(Directive): Copy every entry exactly as given, minus the images.

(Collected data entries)
····················
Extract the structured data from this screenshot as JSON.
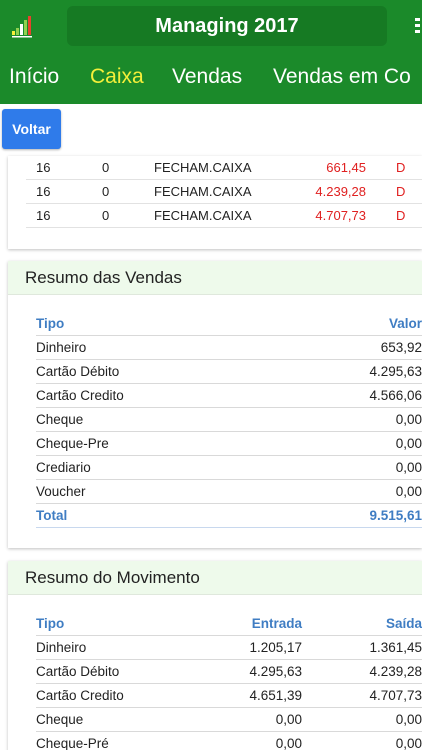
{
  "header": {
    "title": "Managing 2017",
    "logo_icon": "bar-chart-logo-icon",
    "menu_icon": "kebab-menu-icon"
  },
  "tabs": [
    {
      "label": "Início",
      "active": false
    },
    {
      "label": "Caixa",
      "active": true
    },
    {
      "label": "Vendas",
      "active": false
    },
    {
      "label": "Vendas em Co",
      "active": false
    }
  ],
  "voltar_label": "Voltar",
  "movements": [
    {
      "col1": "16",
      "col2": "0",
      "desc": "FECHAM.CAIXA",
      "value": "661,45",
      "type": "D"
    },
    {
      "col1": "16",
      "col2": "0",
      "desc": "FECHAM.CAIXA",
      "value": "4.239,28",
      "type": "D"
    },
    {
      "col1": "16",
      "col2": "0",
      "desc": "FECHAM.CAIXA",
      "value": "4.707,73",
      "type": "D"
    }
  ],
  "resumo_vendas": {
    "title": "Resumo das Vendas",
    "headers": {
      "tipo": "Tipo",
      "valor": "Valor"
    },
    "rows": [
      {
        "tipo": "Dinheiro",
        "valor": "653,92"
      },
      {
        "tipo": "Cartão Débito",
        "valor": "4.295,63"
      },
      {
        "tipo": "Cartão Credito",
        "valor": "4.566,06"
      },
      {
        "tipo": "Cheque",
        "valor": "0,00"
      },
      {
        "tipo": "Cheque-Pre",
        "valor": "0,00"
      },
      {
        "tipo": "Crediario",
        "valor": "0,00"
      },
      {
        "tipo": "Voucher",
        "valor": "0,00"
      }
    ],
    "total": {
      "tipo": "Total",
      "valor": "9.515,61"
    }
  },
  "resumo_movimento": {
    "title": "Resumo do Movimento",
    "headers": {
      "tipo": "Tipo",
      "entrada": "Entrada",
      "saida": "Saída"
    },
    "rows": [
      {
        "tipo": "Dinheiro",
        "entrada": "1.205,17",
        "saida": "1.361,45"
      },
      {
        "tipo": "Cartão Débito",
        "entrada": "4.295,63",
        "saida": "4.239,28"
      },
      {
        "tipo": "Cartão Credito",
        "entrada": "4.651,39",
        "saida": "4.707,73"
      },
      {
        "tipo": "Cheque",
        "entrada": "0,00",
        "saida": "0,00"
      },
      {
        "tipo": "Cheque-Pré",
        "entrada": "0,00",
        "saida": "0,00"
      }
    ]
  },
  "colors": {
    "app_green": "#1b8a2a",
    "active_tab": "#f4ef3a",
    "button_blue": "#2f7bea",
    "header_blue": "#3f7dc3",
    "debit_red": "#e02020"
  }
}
····················
(Solution to this exercise):
Extract the structured data from this screenshot as JSON.
{
  "header": {
    "title": "Managing 2017",
    "logo_icon": "bar-chart-logo-icon",
    "menu_icon": "kebab-menu-icon"
  },
  "tabs": [
    {
      "label": "Início",
      "active": false
    },
    {
      "label": "Caixa",
      "active": true
    },
    {
      "label": "Vendas",
      "active": false
    },
    {
      "label": "Vendas em Co",
      "active": false
    }
  ],
  "voltar_label": "Voltar",
  "movements": [
    {
      "col1": "16",
      "col2": "0",
      "desc": "FECHAM.CAIXA",
      "value": "661,45",
      "type": "D"
    },
    {
      "col1": "16",
      "col2": "0",
      "desc": "FECHAM.CAIXA",
      "value": "4.239,28",
      "type": "D"
    },
    {
      "col1": "16",
      "col2": "0",
      "desc": "FECHAM.CAIXA",
      "value": "4.707,73",
      "type": "D"
    }
  ],
  "resumo_vendas": {
    "title": "Resumo das Vendas",
    "headers": {
      "tipo": "Tipo",
      "valor": "Valor"
    },
    "rows": [
      {
        "tipo": "Dinheiro",
        "valor": "653,92"
      },
      {
        "tipo": "Cartão Débito",
        "valor": "4.295,63"
      },
      {
        "tipo": "Cartão Credito",
        "valor": "4.566,06"
      },
      {
        "tipo": "Cheque",
        "valor": "0,00"
      },
      {
        "tipo": "Cheque-Pre",
        "valor": "0,00"
      },
      {
        "tipo": "Crediario",
        "valor": "0,00"
      },
      {
        "tipo": "Voucher",
        "valor": "0,00"
      }
    ],
    "total": {
      "tipo": "Total",
      "valor": "9.515,61"
    }
  },
  "resumo_movimento": {
    "title": "Resumo do Movimento",
    "headers": {
      "tipo": "Tipo",
      "entrada": "Entrada",
      "saida": "Saída"
    },
    "rows": [
      {
        "tipo": "Dinheiro",
        "entrada": "1.205,17",
        "saida": "1.361,45"
      },
      {
        "tipo": "Cartão Débito",
        "entrada": "4.295,63",
        "saida": "4.239,28"
      },
      {
        "tipo": "Cartão Credito",
        "entrada": "4.651,39",
        "saida": "4.707,73"
      },
      {
        "tipo": "Cheque",
        "entrada": "0,00",
        "saida": "0,00"
      },
      {
        "tipo": "Cheque-Pré",
        "entrada": "0,00",
        "saida": "0,00"
      }
    ]
  },
  "colors": {
    "app_green": "#1b8a2a",
    "active_tab": "#f4ef3a",
    "button_blue": "#2f7bea",
    "header_blue": "#3f7dc3",
    "debit_red": "#e02020"
  }
}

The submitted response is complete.